§ **WRITTEN EXERCISE**: Set down all of the data exactly as it appears.

Dataset rows about figures:
[Start]

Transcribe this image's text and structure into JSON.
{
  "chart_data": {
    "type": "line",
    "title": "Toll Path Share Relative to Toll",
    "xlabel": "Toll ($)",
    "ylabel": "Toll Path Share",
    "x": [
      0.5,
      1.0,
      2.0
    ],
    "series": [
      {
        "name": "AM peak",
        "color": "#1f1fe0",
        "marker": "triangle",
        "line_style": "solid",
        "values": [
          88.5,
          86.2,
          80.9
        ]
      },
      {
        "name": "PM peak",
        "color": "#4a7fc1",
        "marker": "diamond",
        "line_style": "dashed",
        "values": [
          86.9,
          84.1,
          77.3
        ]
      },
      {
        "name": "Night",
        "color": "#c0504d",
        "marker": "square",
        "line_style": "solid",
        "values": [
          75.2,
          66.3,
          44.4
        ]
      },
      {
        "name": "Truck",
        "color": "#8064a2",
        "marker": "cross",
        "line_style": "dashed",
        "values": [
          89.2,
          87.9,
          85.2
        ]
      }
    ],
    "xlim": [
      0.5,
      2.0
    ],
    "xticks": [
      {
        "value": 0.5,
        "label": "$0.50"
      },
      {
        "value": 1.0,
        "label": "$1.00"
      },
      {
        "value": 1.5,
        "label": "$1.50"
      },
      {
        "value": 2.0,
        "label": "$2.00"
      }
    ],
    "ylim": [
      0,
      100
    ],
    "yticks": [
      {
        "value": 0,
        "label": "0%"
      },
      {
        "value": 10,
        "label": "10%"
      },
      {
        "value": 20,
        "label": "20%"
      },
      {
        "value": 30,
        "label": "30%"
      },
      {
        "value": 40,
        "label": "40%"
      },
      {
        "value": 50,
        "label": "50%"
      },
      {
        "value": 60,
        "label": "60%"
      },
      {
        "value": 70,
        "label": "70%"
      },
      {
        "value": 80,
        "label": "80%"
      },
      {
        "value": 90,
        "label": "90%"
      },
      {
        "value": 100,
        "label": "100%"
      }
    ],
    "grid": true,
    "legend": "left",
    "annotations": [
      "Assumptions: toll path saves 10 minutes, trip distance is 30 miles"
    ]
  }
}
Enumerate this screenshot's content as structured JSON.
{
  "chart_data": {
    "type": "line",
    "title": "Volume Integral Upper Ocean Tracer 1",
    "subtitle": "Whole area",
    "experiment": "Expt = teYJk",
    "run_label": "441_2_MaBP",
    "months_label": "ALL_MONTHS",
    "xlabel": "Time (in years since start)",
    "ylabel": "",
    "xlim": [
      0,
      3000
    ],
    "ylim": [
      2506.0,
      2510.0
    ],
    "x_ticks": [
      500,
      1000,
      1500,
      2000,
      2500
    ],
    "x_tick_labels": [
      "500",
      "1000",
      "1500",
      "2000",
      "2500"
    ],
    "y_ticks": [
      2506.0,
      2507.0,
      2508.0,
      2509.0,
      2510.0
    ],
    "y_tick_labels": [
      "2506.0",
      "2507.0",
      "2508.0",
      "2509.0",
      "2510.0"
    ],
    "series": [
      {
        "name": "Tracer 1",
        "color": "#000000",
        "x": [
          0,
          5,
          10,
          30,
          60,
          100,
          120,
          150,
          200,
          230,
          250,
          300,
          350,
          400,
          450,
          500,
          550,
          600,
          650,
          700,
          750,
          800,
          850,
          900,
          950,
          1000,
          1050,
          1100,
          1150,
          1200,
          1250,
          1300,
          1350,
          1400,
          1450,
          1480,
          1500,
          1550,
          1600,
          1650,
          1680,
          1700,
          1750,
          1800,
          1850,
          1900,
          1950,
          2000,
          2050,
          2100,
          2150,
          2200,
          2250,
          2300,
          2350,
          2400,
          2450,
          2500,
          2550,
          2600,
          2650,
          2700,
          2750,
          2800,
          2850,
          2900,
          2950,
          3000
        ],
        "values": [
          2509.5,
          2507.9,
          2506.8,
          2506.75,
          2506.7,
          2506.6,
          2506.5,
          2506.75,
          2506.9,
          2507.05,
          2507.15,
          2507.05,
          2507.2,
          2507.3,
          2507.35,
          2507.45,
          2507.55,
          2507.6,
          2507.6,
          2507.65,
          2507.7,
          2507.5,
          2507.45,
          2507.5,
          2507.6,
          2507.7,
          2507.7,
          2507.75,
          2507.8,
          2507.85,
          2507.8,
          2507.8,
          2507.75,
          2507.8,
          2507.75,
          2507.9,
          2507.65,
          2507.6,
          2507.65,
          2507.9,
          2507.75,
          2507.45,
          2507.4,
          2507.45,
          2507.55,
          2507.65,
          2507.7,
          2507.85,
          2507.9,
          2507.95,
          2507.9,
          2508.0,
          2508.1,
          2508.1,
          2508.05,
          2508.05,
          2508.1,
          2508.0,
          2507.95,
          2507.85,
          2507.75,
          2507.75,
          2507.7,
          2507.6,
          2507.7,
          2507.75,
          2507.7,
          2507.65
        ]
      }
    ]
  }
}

[End]

§ **THE RESPONSE**:
Transcribe this image's text and structure into JSON.
{
  "chart_data": {
    "type": "line",
    "title": "Toll Path Share Relative to Toll",
    "xlabel": "Toll ($)",
    "ylabel": "Toll Path Share",
    "x": [
      0.5,
      1.0,
      2.0
    ],
    "series": [
      {
        "name": "AM peak",
        "color": "#1f1fe0",
        "marker": "triangle",
        "line_style": "solid",
        "values": [
          88.5,
          86.2,
          80.9
        ]
      },
      {
        "name": "PM peak",
        "color": "#4a7fc1",
        "marker": "diamond",
        "line_style": "dashed",
        "values": [
          86.9,
          84.1,
          77.3
        ]
      },
      {
        "name": "Night",
        "color": "#c0504d",
        "marker": "square",
        "line_style": "solid",
        "values": [
          75.2,
          66.3,
          44.4
        ]
      },
      {
        "name": "Truck",
        "color": "#8064a2",
        "marker": "cross",
        "line_style": "dashed",
        "values": [
          89.2,
          87.9,
          85.2
        ]
      }
    ],
    "xlim": [
      0.5,
      2.0
    ],
    "xticks": [
      {
        "value": 0.5,
        "label": "$0.50"
      },
      {
        "value": 1.0,
        "label": "$1.00"
      },
      {
        "value": 1.5,
        "label": "$1.50"
      },
      {
        "value": 2.0,
        "label": "$2.00"
      }
    ],
    "ylim": [
      0,
      100
    ],
    "yticks": [
      {
        "value": 0,
        "label": "0%"
      },
      {
        "value": 10,
        "label": "10%"
      },
      {
        "value": 20,
        "label": "20%"
      },
      {
        "value": 30,
        "label": "30%"
      },
      {
        "value": 40,
        "label": "40%"
      },
      {
        "value": 50,
        "label": "50%"
      },
      {
        "value": 60,
        "label": "60%"
      },
      {
        "value": 70,
        "label": "70%"
      },
      {
        "value": 80,
        "label": "80%"
      },
      {
        "value": 90,
        "label": "90%"
      },
      {
        "value": 100,
        "label": "100%"
      }
    ],
    "grid": true,
    "legend": "left",
    "annotations": [
      "Assumptions: toll path saves 10 minutes, trip distance is 30 miles"
    ]
  }
}
Enumerate this screenshot's content as structured JSON.
{
  "chart_data": {
    "type": "line",
    "title": "Volume Integral Upper Ocean Tracer 1",
    "subtitle": "Whole area",
    "experiment": "Expt = teYJk",
    "run_label": "441_2_MaBP",
    "months_label": "ALL_MONTHS",
    "xlabel": "Time (in years since start)",
    "ylabel": "",
    "xlim": [
      0,
      3000
    ],
    "ylim": [
      2506.0,
      2510.0
    ],
    "x_ticks": [
      500,
      1000,
      1500,
      2000,
      2500
    ],
    "x_tick_labels": [
      "500",
      "1000",
      "1500",
      "2000",
      "2500"
    ],
    "y_ticks": [
      2506.0,
      2507.0,
      2508.0,
      2509.0,
      2510.0
    ],
    "y_tick_labels": [
      "2506.0",
      "2507.0",
      "2508.0",
      "2509.0",
      "2510.0"
    ],
    "series": [
      {
        "name": "Tracer 1",
        "color": "#000000",
        "x": [
          0,
          5,
          10,
          30,
          60,
          100,
          120,
          150,
          200,
          230,
          250,
          300,
          350,
          400,
          450,
          500,
          550,
          600,
          650,
          700,
          750,
          800,
          850,
          900,
          950,
          1000,
          1050,
          1100,
          1150,
          1200,
          1250,
          1300,
          1350,
          1400,
          1450,
          1480,
          1500,
          1550,
          1600,
          1650,
          1680,
          1700,
          1750,
          1800,
          1850,
          1900,
          1950,
          2000,
          2050,
          2100,
          2150,
          2200,
          2250,
          2300,
          2350,
          2400,
          2450,
          2500,
          2550,
          2600,
          2650,
          2700,
          2750,
          2800,
          2850,
          2900,
          2950,
          3000
        ],
        "values": [
          2509.5,
          2507.9,
          2506.8,
          2506.75,
          2506.7,
          2506.6,
          2506.5,
          2506.75,
          2506.9,
          2507.05,
          2507.15,
          2507.05,
          2507.2,
          2507.3,
          2507.35,
          2507.45,
          2507.55,
          2507.6,
          2507.6,
          2507.65,
          2507.7,
          2507.5,
          2507.45,
          2507.5,
          2507.6,
          2507.7,
          2507.7,
          2507.75,
          2507.8,
          2507.85,
          2507.8,
          2507.8,
          2507.75,
          2507.8,
          2507.75,
          2507.9,
          2507.65,
          2507.6,
          2507.65,
          2507.9,
          2507.75,
          2507.45,
          2507.4,
          2507.45,
          2507.55,
          2507.65,
          2507.7,
          2507.85,
          2507.9,
          2507.95,
          2507.9,
          2508.0,
          2508.1,
          2508.1,
          2508.05,
          2508.05,
          2508.1,
          2508.0,
          2507.95,
          2507.85,
          2507.75,
          2507.75,
          2507.7,
          2507.6,
          2507.7,
          2507.75,
          2507.7,
          2507.65
        ]
      }
    ]
  }
}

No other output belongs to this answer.